Every record that follows must be duplicated exactly, with images left out.

# START OF Excerpted data

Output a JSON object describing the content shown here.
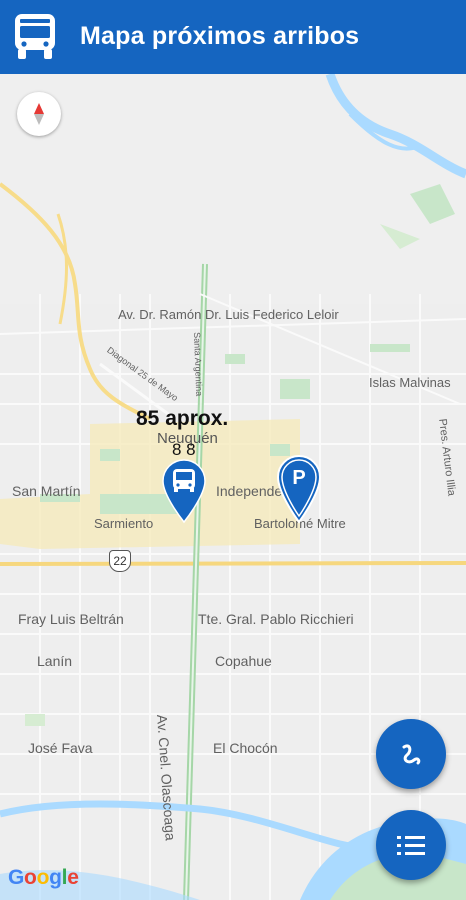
{
  "app_bar": {
    "title": "Mapa próximos arribos",
    "icon": "bus-icon",
    "color": "#1565c0"
  },
  "map": {
    "compass": "compass-icon",
    "streets": {
      "av_dr_ramon": "Av. Dr. Ramón",
      "dr_luis_leloir": "Dr. Luis Federico Leloir",
      "islas_malvinas": "Islas Malvinas",
      "san_martin": "San Martín",
      "independencia": "Independencia",
      "sarmiento": "Sarmiento",
      "bartolome_mitre": "Bartolomé Mitre",
      "fray_luis_beltran": "Fray Luis Beltrán",
      "tte_gral_ricchieri": "Tte. Gral. Pablo Ricchieri",
      "lanin": "Lanín",
      "copahue": "Copahue",
      "jose_fava": "José Fava",
      "el_chocon": "El Chocón",
      "av_olascoaga": "Av. Cnel. Olascoaga",
      "pres_arturo_illia": "Pres. Arturo Illia",
      "santa_argentina": "Santa Argentina",
      "diagonal": "Diagonal 25 de Mayo",
      "route": "22"
    },
    "city": "Neuquén",
    "bus_marker": {
      "arrival": "85 aprox.",
      "line": "8 8"
    },
    "stop_marker": {
      "letter": "P"
    },
    "google_logo": [
      "G",
      "o",
      "o",
      "g",
      "l",
      "e"
    ]
  },
  "fabs": {
    "route_button": "route-icon",
    "list_button": "list-icon"
  },
  "colors": {
    "primary": "#1565c0",
    "water": "#aadaff",
    "park": "#c8e6c9",
    "highway": "#fff3c4"
  }
}
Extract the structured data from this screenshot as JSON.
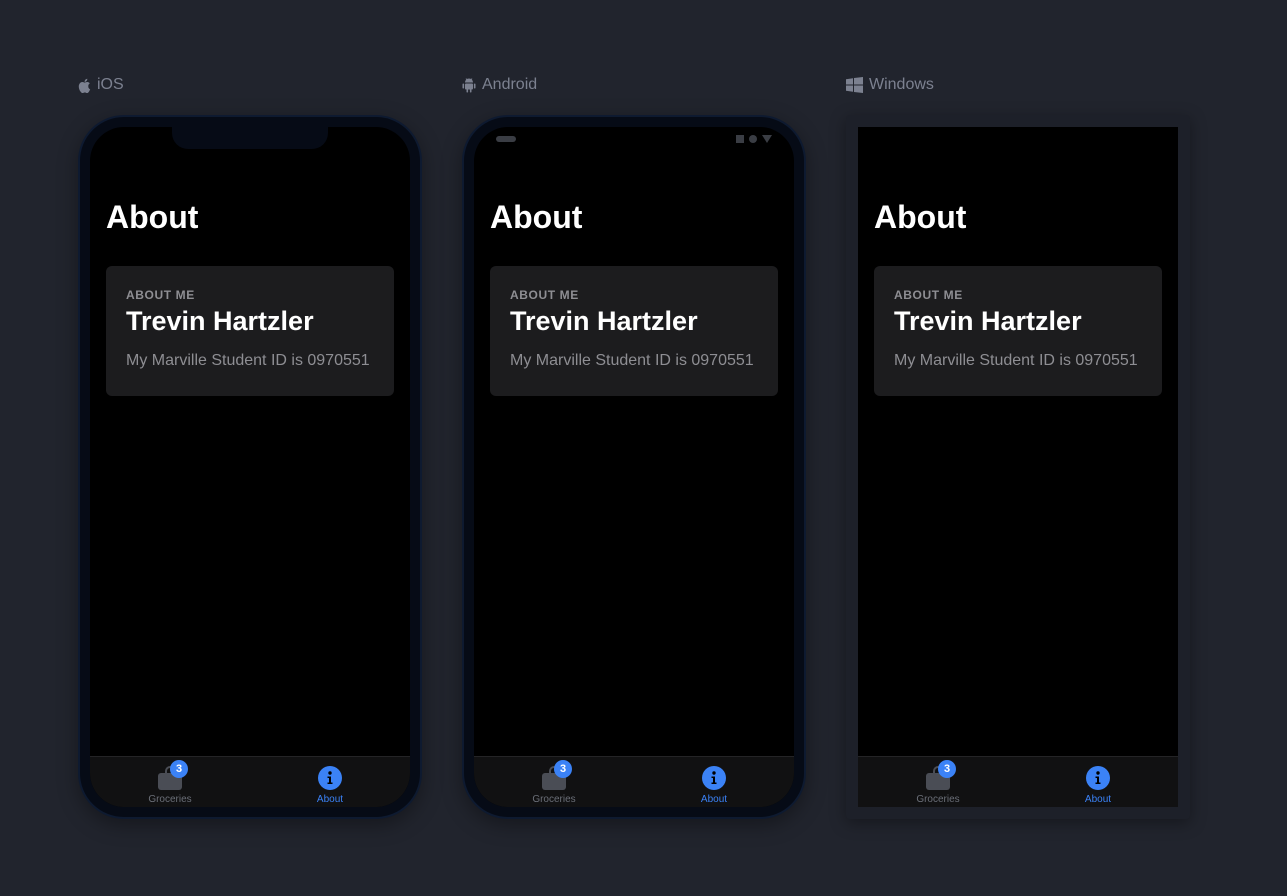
{
  "platforms": [
    {
      "label": "iOS",
      "icon": "apple-icon",
      "frame_type": "phone-notch"
    },
    {
      "label": "Android",
      "icon": "android-icon",
      "frame_type": "phone-punch"
    },
    {
      "label": "Windows",
      "icon": "windows-icon",
      "frame_type": "window"
    }
  ],
  "screen": {
    "title": "About",
    "card": {
      "label": "ABOUT ME",
      "name": "Trevin Hartzler",
      "text": "My Marville Student ID is 0970551"
    },
    "tabs": [
      {
        "label": "Groceries",
        "icon": "shopping-bag-icon",
        "badge": "3",
        "active": false
      },
      {
        "label": "About",
        "icon": "info-icon",
        "badge": "",
        "active": true
      }
    ]
  },
  "colors": {
    "background": "#21242d",
    "accent": "#3b82f6",
    "card": "#1c1c1e",
    "muted_text": "#8e8e93",
    "inactive_tab": "#6b6f78"
  }
}
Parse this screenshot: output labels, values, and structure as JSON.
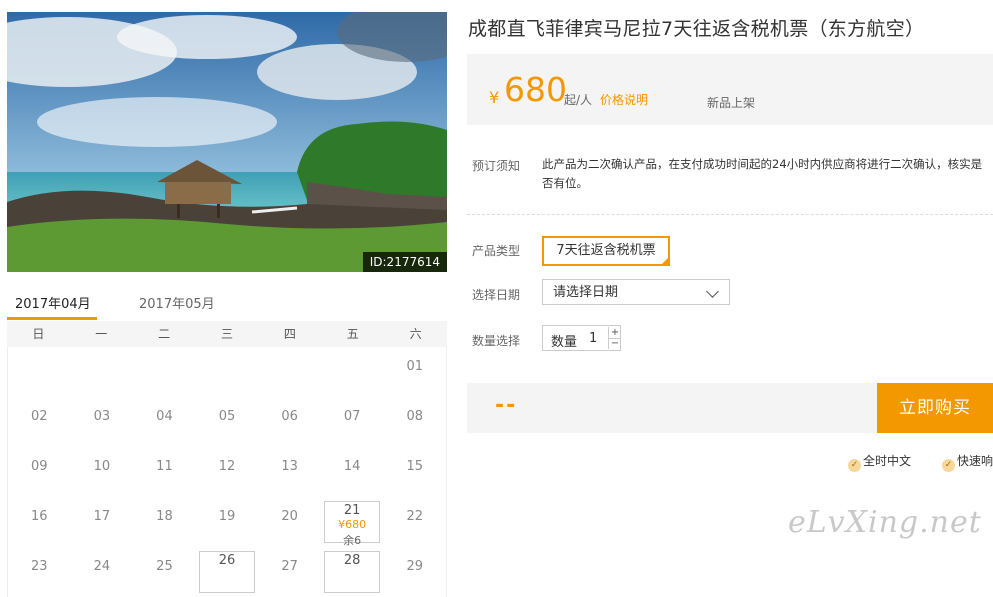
{
  "hero": {
    "image_id": "ID:2177614"
  },
  "calendar": {
    "tabs": [
      "2017年04月",
      "2017年05月"
    ],
    "weekdays": [
      "日",
      "一",
      "二",
      "三",
      "四",
      "五",
      "六"
    ],
    "weeks": [
      [
        {
          "d": ""
        },
        {
          "d": ""
        },
        {
          "d": ""
        },
        {
          "d": ""
        },
        {
          "d": ""
        },
        {
          "d": ""
        },
        {
          "d": "01"
        }
      ],
      [
        {
          "d": "02"
        },
        {
          "d": "03"
        },
        {
          "d": "04"
        },
        {
          "d": "05"
        },
        {
          "d": "06"
        },
        {
          "d": "07"
        },
        {
          "d": "08"
        }
      ],
      [
        {
          "d": "09"
        },
        {
          "d": "10"
        },
        {
          "d": "11"
        },
        {
          "d": "12"
        },
        {
          "d": "13"
        },
        {
          "d": "14"
        },
        {
          "d": "15"
        }
      ],
      [
        {
          "d": "16"
        },
        {
          "d": "17"
        },
        {
          "d": "18"
        },
        {
          "d": "19"
        },
        {
          "d": "20"
        },
        {
          "d": "21",
          "price": "¥680",
          "left": "余6"
        },
        {
          "d": "22"
        }
      ],
      [
        {
          "d": "23"
        },
        {
          "d": "24"
        },
        {
          "d": "25"
        },
        {
          "d": "26",
          "avail": true
        },
        {
          "d": "27"
        },
        {
          "d": "28",
          "avail": true
        },
        {
          "d": "29"
        }
      ]
    ]
  },
  "product": {
    "title": "成都直飞菲律宾马尼拉7天往返含税机票（东方航空）",
    "currency": "¥",
    "price": "680",
    "unit": "起/人",
    "price_note": "价格说明",
    "new_tag": "新品上架",
    "notice_label": "预订须知",
    "notice_text": "此产品为二次确认产品，在支付成功时间起的24小时内供应商将进行二次确认，核实是否有位。",
    "type_label": "产品类型",
    "type_option": "7天往返含税机票",
    "date_label": "选择日期",
    "date_placeholder": "请选择日期",
    "qty_section_label": "数量选择",
    "qty_label": "数量",
    "qty_value": "1",
    "qty_plus": "+",
    "qty_minus": "−",
    "total": "--",
    "buy_label": "立即购买",
    "guarantees": [
      "全时中文",
      "快速响应"
    ]
  },
  "watermark": "eLvXing.net",
  "colors": {
    "accent": "#f39800",
    "panel": "#f4f4f4"
  }
}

# END OF Excerpted data

> Written answer:
Output a JSON object describing the content shown here.
{
  "app_bar": {
    "title": "Mapa próximos arribos",
    "icon": "bus-icon",
    "color": "#1565c0"
  },
  "map": {
    "compass": "compass-icon",
    "streets": {
      "av_dr_ramon": "Av. Dr. Ramón",
      "dr_luis_leloir": "Dr. Luis Federico Leloir",
      "islas_malvinas": "Islas Malvinas",
      "san_martin": "San Martín",
      "independencia": "Independencia",
      "sarmiento": "Sarmiento",
      "bartolome_mitre": "Bartolomé Mitre",
      "fray_luis_beltran": "Fray Luis Beltrán",
      "tte_gral_ricchieri": "Tte. Gral. Pablo Ricchieri",
      "lanin": "Lanín",
      "copahue": "Copahue",
      "jose_fava": "José Fava",
      "el_chocon": "El Chocón",
      "av_olascoaga": "Av. Cnel. Olascoaga",
      "pres_arturo_illia": "Pres. Arturo Illia",
      "santa_argentina": "Santa Argentina",
      "diagonal": "Diagonal 25 de Mayo",
      "route": "22"
    },
    "city": "Neuquén",
    "bus_marker": {
      "arrival": "85 aprox.",
      "line": "8 8"
    },
    "stop_marker": {
      "letter": "P"
    },
    "google_logo": [
      "G",
      "o",
      "o",
      "g",
      "l",
      "e"
    ]
  },
  "fabs": {
    "route_button": "route-icon",
    "list_button": "list-icon"
  },
  "colors": {
    "primary": "#1565c0",
    "water": "#aadaff",
    "park": "#c8e6c9",
    "highway": "#fff3c4"
  }
}
Extract the structured data from this screenshot as JSON.
{
  "platforms": [
    {
      "label": "iOS",
      "icon": "apple-icon",
      "frame_type": "phone-notch"
    },
    {
      "label": "Android",
      "icon": "android-icon",
      "frame_type": "phone-punch"
    },
    {
      "label": "Windows",
      "icon": "windows-icon",
      "frame_type": "window"
    }
  ],
  "screen": {
    "title": "About",
    "card": {
      "label": "ABOUT ME",
      "name": "Trevin Hartzler",
      "text": "My Marville Student ID is 0970551"
    },
    "tabs": [
      {
        "label": "Groceries",
        "icon": "shopping-bag-icon",
        "badge": "3",
        "active": false
      },
      {
        "label": "About",
        "icon": "info-icon",
        "badge": "",
        "active": true
      }
    ]
  },
  "colors": {
    "background": "#21242d",
    "accent": "#3b82f6",
    "card": "#1c1c1e",
    "muted_text": "#8e8e93",
    "inactive_tab": "#6b6f78"
  }
}
Parse this screenshot: output labels, values, and structure as JSON.
{
  "hero": {
    "image_id": "ID:2177614"
  },
  "calendar": {
    "tabs": [
      "2017年04月",
      "2017年05月"
    ],
    "weekdays": [
      "日",
      "一",
      "二",
      "三",
      "四",
      "五",
      "六"
    ],
    "weeks": [
      [
        {
          "d": ""
        },
        {
          "d": ""
        },
        {
          "d": ""
        },
        {
          "d": ""
        },
        {
          "d": ""
        },
        {
          "d": ""
        },
        {
          "d": "01"
        }
      ],
      [
        {
          "d": "02"
        },
        {
          "d": "03"
        },
        {
          "d": "04"
        },
        {
          "d": "05"
        },
        {
          "d": "06"
        },
        {
          "d": "07"
        },
        {
          "d": "08"
        }
      ],
      [
        {
          "d": "09"
        },
        {
          "d": "10"
        },
        {
          "d": "11"
        },
        {
          "d": "12"
        },
        {
          "d": "13"
        },
        {
          "d": "14"
        },
        {
          "d": "15"
        }
      ],
      [
        {
          "d": "16"
        },
        {
          "d": "17"
        },
        {
          "d": "18"
        },
        {
          "d": "19"
        },
        {
          "d": "20"
        },
        {
          "d": "21",
          "price": "¥680",
          "left": "余6"
        },
        {
          "d": "22"
        }
      ],
      [
        {
          "d": "23"
        },
        {
          "d": "24"
        },
        {
          "d": "25"
        },
        {
          "d": "26",
          "avail": true
        },
        {
          "d": "27"
        },
        {
          "d": "28",
          "avail": true
        },
        {
          "d": "29"
        }
      ]
    ]
  },
  "product": {
    "title": "成都直飞菲律宾马尼拉7天往返含税机票（东方航空）",
    "currency": "¥",
    "price": "680",
    "unit": "起/人",
    "price_note": "价格说明",
    "new_tag": "新品上架",
    "notice_label": "预订须知",
    "notice_text": "此产品为二次确认产品，在支付成功时间起的24小时内供应商将进行二次确认，核实是否有位。",
    "type_label": "产品类型",
    "type_option": "7天往返含税机票",
    "date_label": "选择日期",
    "date_placeholder": "请选择日期",
    "qty_section_label": "数量选择",
    "qty_label": "数量",
    "qty_value": "1",
    "qty_plus": "+",
    "qty_minus": "−",
    "total": "--",
    "buy_label": "立即购买",
    "guarantees": [
      "全时中文",
      "快速响应"
    ]
  },
  "watermark": "eLvXing.net",
  "colors": {
    "accent": "#f39800",
    "panel": "#f4f4f4"
  }
}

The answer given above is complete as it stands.